* [OBJECTIVE]: Select, from the data, each line where "this" occurs.

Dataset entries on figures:
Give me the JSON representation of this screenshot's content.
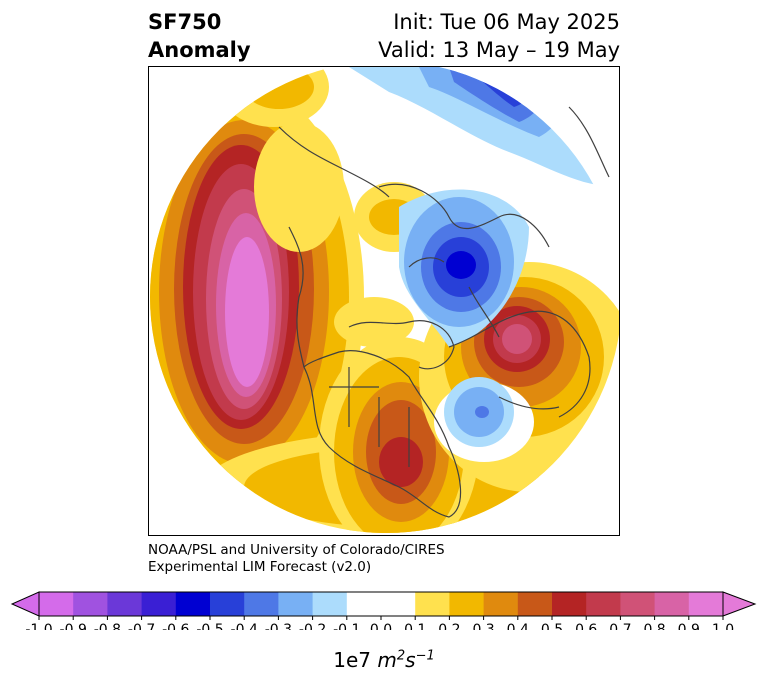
{
  "title": {
    "variable": "SF750",
    "type": "Anomaly",
    "init": "Init: Tue 06 May 2025",
    "valid": "Valid: 13 May – 19 May"
  },
  "credit": {
    "line1": "NOAA/PSL and University of Colorado/CIRES",
    "line2": "Experimental LIM Forecast (v2.0)"
  },
  "colorbar": {
    "ticks": [
      "-1.0",
      "-0.9",
      "-0.8",
      "-0.7",
      "-0.6",
      "-0.5",
      "-0.4",
      "-0.3",
      "-0.2",
      "-0.1",
      "0.0",
      "0.1",
      "0.2",
      "0.3",
      "0.4",
      "0.5",
      "0.6",
      "0.7",
      "0.8",
      "0.9",
      "1.0"
    ],
    "colors": [
      "#d46bea",
      "#a052e0",
      "#6b38d8",
      "#3a1fd4",
      "#0000d2",
      "#2840d8",
      "#4e78e6",
      "#78b0f4",
      "#acdcfc",
      "#ffffff",
      "#ffffff",
      "#ffe14e",
      "#f2b800",
      "#e08a0e",
      "#c85818",
      "#b42424",
      "#c23a4c",
      "#d05277",
      "#d863a6",
      "#e47ad8"
    ],
    "under_color": "#d46bea",
    "over_color": "#e47ad8",
    "units_prefix": "1e7",
    "units_m": "m",
    "units_m_exp": "2",
    "units_s": "s",
    "units_s_exp": "−1"
  },
  "map": {
    "projection": "north polar stereographic",
    "land_outline_color": "#404040",
    "features": [
      {
        "name": "positive anomaly over eastern North Pacific",
        "peak": 1.0
      },
      {
        "name": "positive anomaly over southern Europe / Mediterranean",
        "peak": 0.9
      },
      {
        "name": "positive anomaly over eastern North America",
        "peak": 0.6
      },
      {
        "name": "negative anomaly over Scandinavia",
        "peak": -0.6
      },
      {
        "name": "negative anomaly over central North Atlantic",
        "peak": -0.4
      },
      {
        "name": "negative anomaly over Siberia / Arctic Ocean",
        "peak": -0.5
      }
    ]
  }
}
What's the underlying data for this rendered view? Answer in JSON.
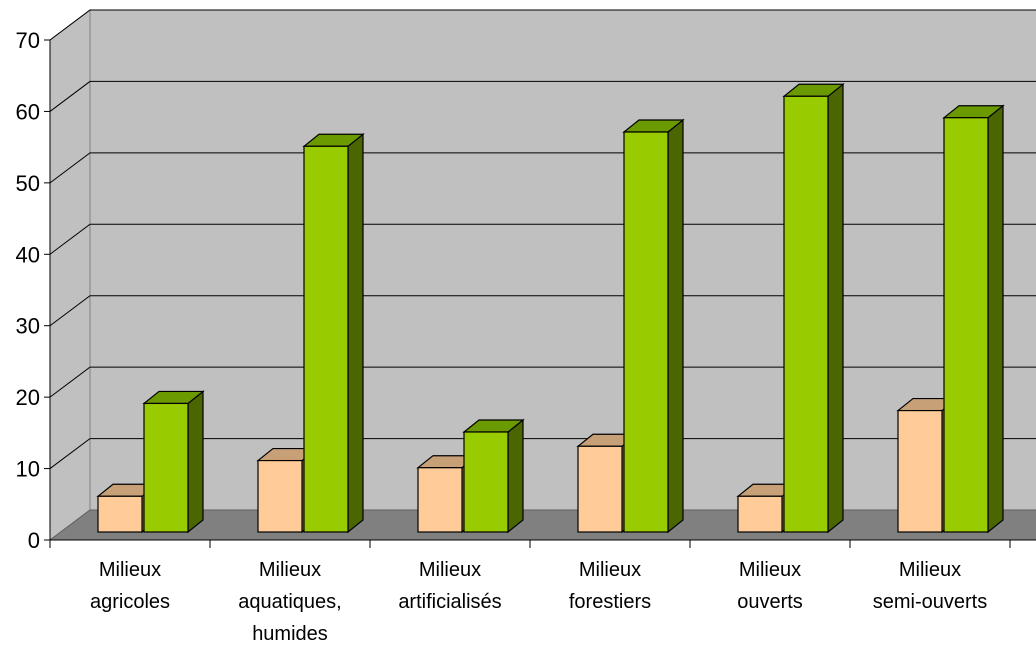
{
  "chart_data": {
    "type": "bar",
    "categories": [
      [
        "Milieux",
        "agricoles"
      ],
      [
        "Milieux",
        "aquatiques,",
        "humides"
      ],
      [
        "Milieux",
        "artificialisés"
      ],
      [
        "Milieux",
        "forestiers"
      ],
      [
        "Milieux",
        "ouverts"
      ],
      [
        "Milieux",
        "semi-ouverts"
      ]
    ],
    "series": [
      {
        "values": [
          5,
          10,
          9,
          12,
          5,
          17
        ],
        "color": "#FFCC99"
      },
      {
        "values": [
          18,
          54,
          14,
          56,
          61,
          58
        ],
        "color": "#99CC00"
      }
    ],
    "ylim": [
      0,
      70
    ],
    "yticks": [
      0,
      10,
      20,
      30,
      40,
      50,
      60,
      70
    ],
    "grid": true,
    "legend": "none",
    "colors": {
      "wall": "#C0C0C0",
      "floor": "#808080",
      "series1_top": "#C8A078",
      "series1_side": "#9A7A58",
      "series2_top": "#6B9900",
      "series2_side": "#4B6600"
    }
  }
}
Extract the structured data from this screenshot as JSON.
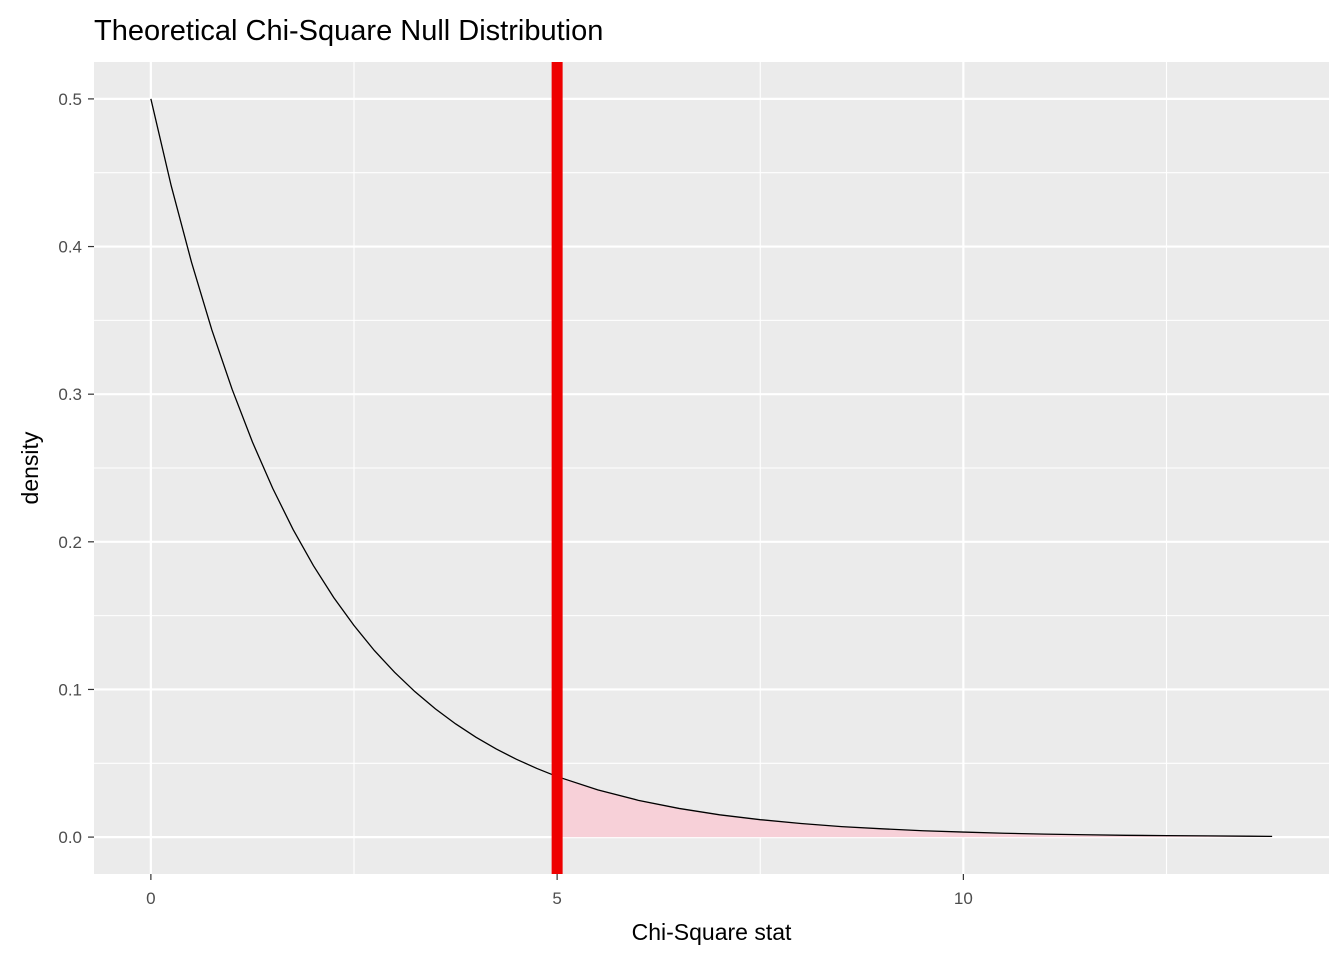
{
  "chart_data": {
    "type": "area",
    "title": "Theoretical Chi-Square Null Distribution",
    "xlabel": "Chi-Square stat",
    "ylabel": "density",
    "xlim": [
      -0.7,
      14.5
    ],
    "ylim": [
      -0.025,
      0.525
    ],
    "x_ticks": [
      {
        "value": 0,
        "label": "0"
      },
      {
        "value": 5,
        "label": "5"
      },
      {
        "value": 10,
        "label": "10"
      }
    ],
    "y_ticks": [
      {
        "value": 0.0,
        "label": "0.0"
      },
      {
        "value": 0.1,
        "label": "0.1"
      },
      {
        "value": 0.2,
        "label": "0.2"
      },
      {
        "value": 0.3,
        "label": "0.3"
      },
      {
        "value": 0.4,
        "label": "0.4"
      },
      {
        "value": 0.5,
        "label": "0.5"
      }
    ],
    "x_minor_gridlines": [
      2.5,
      7.5,
      12.5
    ],
    "y_minor_gridlines": [
      0.05,
      0.15,
      0.25,
      0.35,
      0.45
    ],
    "grid": true,
    "curve": {
      "x": [
        0,
        0.25,
        0.5,
        0.75,
        1,
        1.25,
        1.5,
        1.75,
        2,
        2.25,
        2.5,
        2.75,
        3,
        3.25,
        3.5,
        3.75,
        4,
        4.25,
        4.5,
        4.75,
        5,
        5.5,
        6,
        6.5,
        7,
        7.5,
        8,
        8.5,
        9,
        9.5,
        10,
        10.5,
        11,
        11.5,
        12,
        12.5,
        13,
        13.5,
        13.8
      ],
      "y": [
        0.5,
        0.4412,
        0.3894,
        0.3436,
        0.3033,
        0.2676,
        0.2362,
        0.2084,
        0.1839,
        0.1623,
        0.1433,
        0.1264,
        0.1116,
        0.0985,
        0.0869,
        0.0767,
        0.0677,
        0.0597,
        0.0527,
        0.0465,
        0.041,
        0.032,
        0.0249,
        0.0194,
        0.0151,
        0.0118,
        0.0092,
        0.0071,
        0.0056,
        0.0043,
        0.0034,
        0.0026,
        0.002,
        0.0016,
        0.0012,
        0.001,
        0.0008,
        0.0006,
        0.0005
      ],
      "color": "#000000"
    },
    "shaded_region": {
      "from": 5,
      "to": 13.8,
      "color": "#f7d0d8"
    },
    "vline": {
      "x": 5,
      "color": "#ee0000"
    },
    "panel_background": "#ebebeb",
    "grid_color": "#ffffff"
  }
}
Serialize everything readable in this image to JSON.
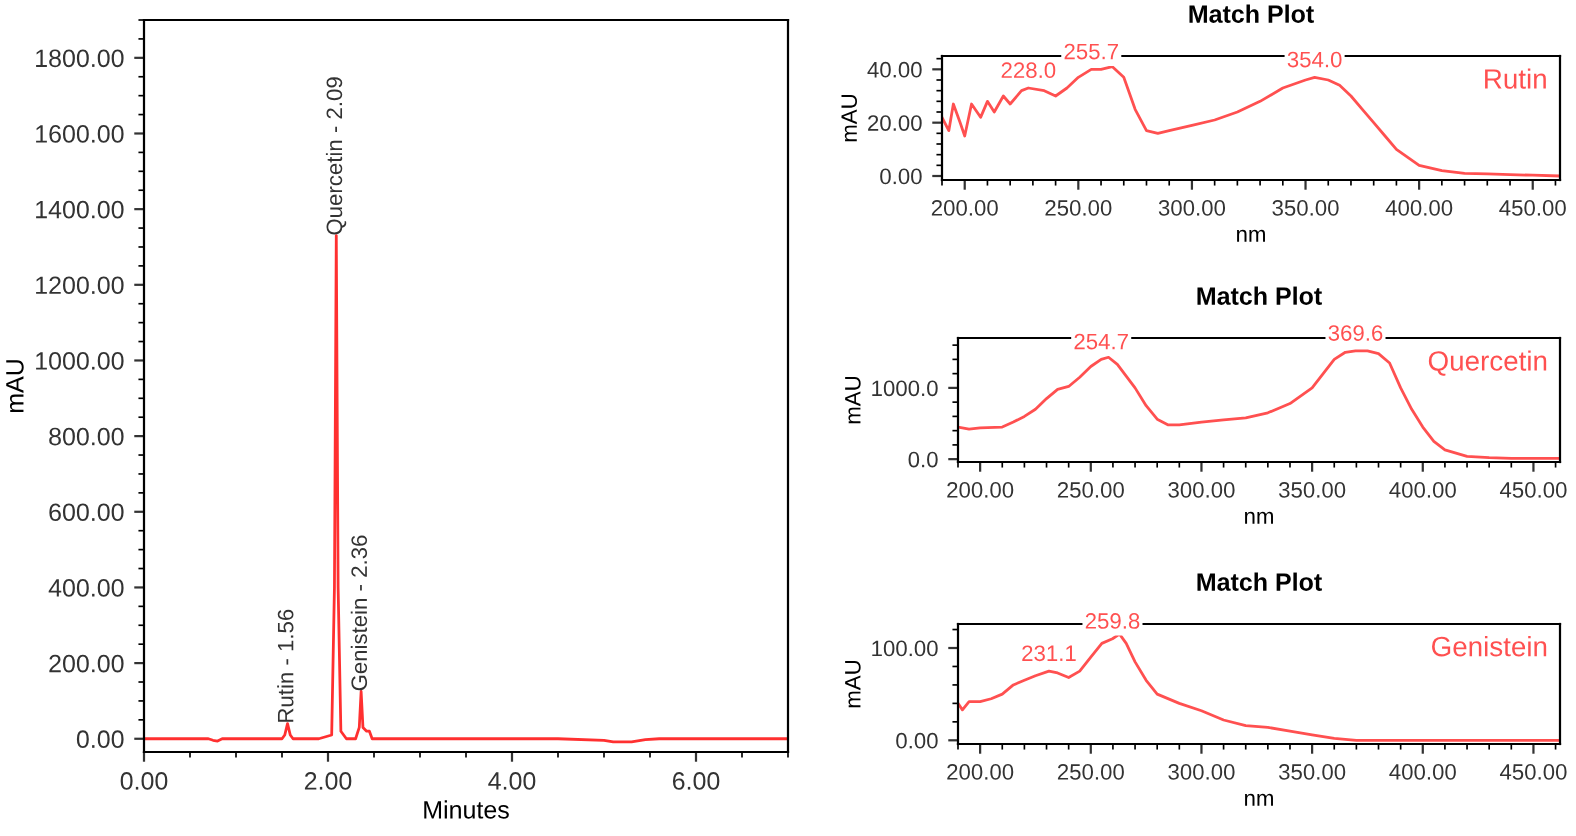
{
  "chart_data": [
    {
      "type": "line",
      "xlabel": "Minutes",
      "ylabel": "mAU",
      "xlim": [
        0,
        7
      ],
      "ylim": [
        -35,
        1900
      ],
      "xticks": [
        {
          "value": 0,
          "label": "0.00"
        },
        {
          "value": 2,
          "label": "2.00"
        },
        {
          "value": 4,
          "label": "4.00"
        },
        {
          "value": 6,
          "label": "6.00"
        }
      ],
      "yticks": [
        {
          "value": 0,
          "label": "0.00"
        },
        {
          "value": 200,
          "label": "200.00"
        },
        {
          "value": 400,
          "label": "400.00"
        },
        {
          "value": 600,
          "label": "600.00"
        },
        {
          "value": 800,
          "label": "800.00"
        },
        {
          "value": 1000,
          "label": "1000.00"
        },
        {
          "value": 1200,
          "label": "1200.00"
        },
        {
          "value": 1400,
          "label": "1400.00"
        },
        {
          "value": 1600,
          "label": "1600.00"
        },
        {
          "value": 1800,
          "label": "1800.00"
        }
      ],
      "x": [
        0,
        0.3,
        0.7,
        0.75,
        0.8,
        0.85,
        0.9,
        1.2,
        1.5,
        1.53,
        1.56,
        1.59,
        1.62,
        1.9,
        2.04,
        2.07,
        2.09,
        2.11,
        2.14,
        2.2,
        2.3,
        2.34,
        2.36,
        2.38,
        2.42,
        2.45,
        2.48,
        2.6,
        3.5,
        4.5,
        5.0,
        5.1,
        5.3,
        5.45,
        5.6,
        6.5,
        7.0
      ],
      "series": [
        {
          "color": "#ff3030",
          "values": [
            0,
            0,
            0,
            -4,
            -6,
            0,
            0,
            0,
            0,
            10,
            40,
            10,
            0,
            0,
            10,
            400,
            1330,
            400,
            20,
            0,
            0,
            30,
            125,
            30,
            20,
            20,
            0,
            0,
            0,
            0,
            -4,
            -8,
            -8,
            -2,
            0,
            0,
            0
          ]
        }
      ],
      "annotations": [
        {
          "text": "Rutin - 1.56",
          "x": 1.56,
          "y": 40
        },
        {
          "text": "Quercetin - 2.09",
          "x": 2.09,
          "y": 1330
        },
        {
          "text": "Genistein - 2.36",
          "x": 2.36,
          "y": 125
        }
      ],
      "grid": false,
      "legend": false,
      "marker": "none",
      "line_style": "solid"
    },
    {
      "type": "line",
      "title": "Match Plot",
      "xlabel": "nm",
      "ylabel": "mAU",
      "xlim": [
        190,
        462
      ],
      "ylim": [
        -1.5,
        45
      ],
      "xticks": [
        {
          "value": 200,
          "label": "200.00"
        },
        {
          "value": 250,
          "label": "250.00"
        },
        {
          "value": 300,
          "label": "300.00"
        },
        {
          "value": 350,
          "label": "350.00"
        },
        {
          "value": 400,
          "label": "400.00"
        },
        {
          "value": 450,
          "label": "450.00"
        }
      ],
      "yticks": [
        {
          "value": 0,
          "label": "0.00"
        },
        {
          "value": 20,
          "label": "20.00"
        },
        {
          "value": 40,
          "label": "40.00"
        }
      ],
      "x": [
        190,
        193,
        195,
        198,
        200,
        203,
        207,
        210,
        213,
        217,
        220,
        225,
        228,
        235,
        240,
        245,
        250,
        255.7,
        260,
        265,
        270,
        275,
        280,
        285,
        290,
        300,
        310,
        320,
        330,
        340,
        350,
        354,
        360,
        365,
        370,
        375,
        380,
        385,
        390,
        395,
        400,
        410,
        420,
        430,
        440,
        450,
        462
      ],
      "series": [
        {
          "name": "Rutin",
          "color": "#ff5050",
          "values": [
            22,
            17,
            27,
            20,
            15,
            27,
            22,
            28,
            24,
            30,
            27,
            32,
            33,
            32,
            30,
            33,
            37,
            40,
            40,
            41,
            37,
            25,
            17,
            16,
            17,
            19,
            21,
            24,
            28,
            33,
            36,
            37,
            36,
            34,
            30,
            25,
            20,
            15,
            10,
            7,
            4,
            2,
            1,
            0.8,
            0.5,
            0.3,
            0
          ]
        }
      ],
      "annotations": [
        {
          "text": "228.0",
          "x": 228,
          "y": 33
        },
        {
          "text": "255.7",
          "x": 255.7,
          "y": 40
        },
        {
          "text": "354.0",
          "x": 354,
          "y": 37
        }
      ],
      "grid": false,
      "legend": false,
      "marker": "none",
      "line_style": "solid"
    },
    {
      "type": "line",
      "title": "Match Plot",
      "xlabel": "nm",
      "ylabel": "mAU",
      "xlim": [
        190,
        462
      ],
      "ylim": [
        -40,
        1700
      ],
      "xticks": [
        {
          "value": 200,
          "label": "200.00"
        },
        {
          "value": 250,
          "label": "250.00"
        },
        {
          "value": 300,
          "label": "300.00"
        },
        {
          "value": 350,
          "label": "350.00"
        },
        {
          "value": 400,
          "label": "400.00"
        },
        {
          "value": 450,
          "label": "450.00"
        }
      ],
      "yticks": [
        {
          "value": 0,
          "label": "0.0"
        },
        {
          "value": 1000,
          "label": "1000.0"
        }
      ],
      "x": [
        190,
        195,
        200,
        210,
        215,
        220,
        225,
        230,
        235,
        240,
        245,
        250,
        254.7,
        258,
        262,
        270,
        275,
        280,
        285,
        290,
        300,
        310,
        320,
        330,
        340,
        350,
        355,
        360,
        365,
        369.6,
        375,
        380,
        385,
        390,
        395,
        400,
        405,
        410,
        420,
        430,
        440,
        462
      ],
      "series": [
        {
          "name": "Quercetin",
          "color": "#ff5050",
          "values": [
            450,
            420,
            440,
            450,
            520,
            600,
            700,
            850,
            980,
            1020,
            1150,
            1300,
            1400,
            1430,
            1330,
            1000,
            750,
            560,
            480,
            480,
            520,
            550,
            580,
            650,
            780,
            1000,
            1200,
            1400,
            1500,
            1520,
            1520,
            1480,
            1350,
            1000,
            700,
            450,
            250,
            130,
            40,
            20,
            10,
            10
          ]
        }
      ],
      "annotations": [
        {
          "text": "254.7",
          "x": 254.7,
          "y": 1400
        },
        {
          "text": "369.6",
          "x": 369.6,
          "y": 1520
        }
      ],
      "grid": false,
      "legend": false,
      "marker": "none",
      "line_style": "solid"
    },
    {
      "type": "line",
      "title": "Match Plot",
      "xlabel": "nm",
      "ylabel": "mAU",
      "xlim": [
        190,
        462
      ],
      "ylim": [
        -4,
        126
      ],
      "xticks": [
        {
          "value": 200,
          "label": "200.00"
        },
        {
          "value": 250,
          "label": "250.00"
        },
        {
          "value": 300,
          "label": "300.00"
        },
        {
          "value": 350,
          "label": "350.00"
        },
        {
          "value": 400,
          "label": "400.00"
        },
        {
          "value": 450,
          "label": "450.00"
        }
      ],
      "yticks": [
        {
          "value": 0,
          "label": "0.00"
        },
        {
          "value": 100,
          "label": "100.00"
        }
      ],
      "x": [
        190,
        192,
        195,
        200,
        205,
        210,
        215,
        220,
        225,
        231.1,
        235,
        240,
        245,
        250,
        255,
        259.8,
        263,
        266,
        270,
        275,
        280,
        290,
        300,
        310,
        320,
        330,
        340,
        350,
        360,
        370,
        400,
        462
      ],
      "series": [
        {
          "name": "Genistein",
          "color": "#ff5050",
          "values": [
            40,
            33,
            42,
            42,
            45,
            50,
            60,
            65,
            70,
            75,
            73,
            68,
            75,
            90,
            105,
            110,
            115,
            105,
            85,
            65,
            50,
            40,
            32,
            22,
            16,
            14,
            10,
            6,
            2,
            0,
            0,
            0
          ]
        }
      ],
      "annotations": [
        {
          "text": "231.1",
          "x": 231.1,
          "y": 75
        },
        {
          "text": "259.8",
          "x": 259.8,
          "y": 110
        }
      ],
      "grid": false,
      "legend": false,
      "marker": "none",
      "line_style": "solid"
    }
  ]
}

* [ANSWER IN FULL]:
Give me the JSON representation of this screenshot's content.
What's the underlying data for this rendered view? Answer in JSON.
Extract the structured data from this screenshot as JSON.
Serialize everything readable in this image to JSON.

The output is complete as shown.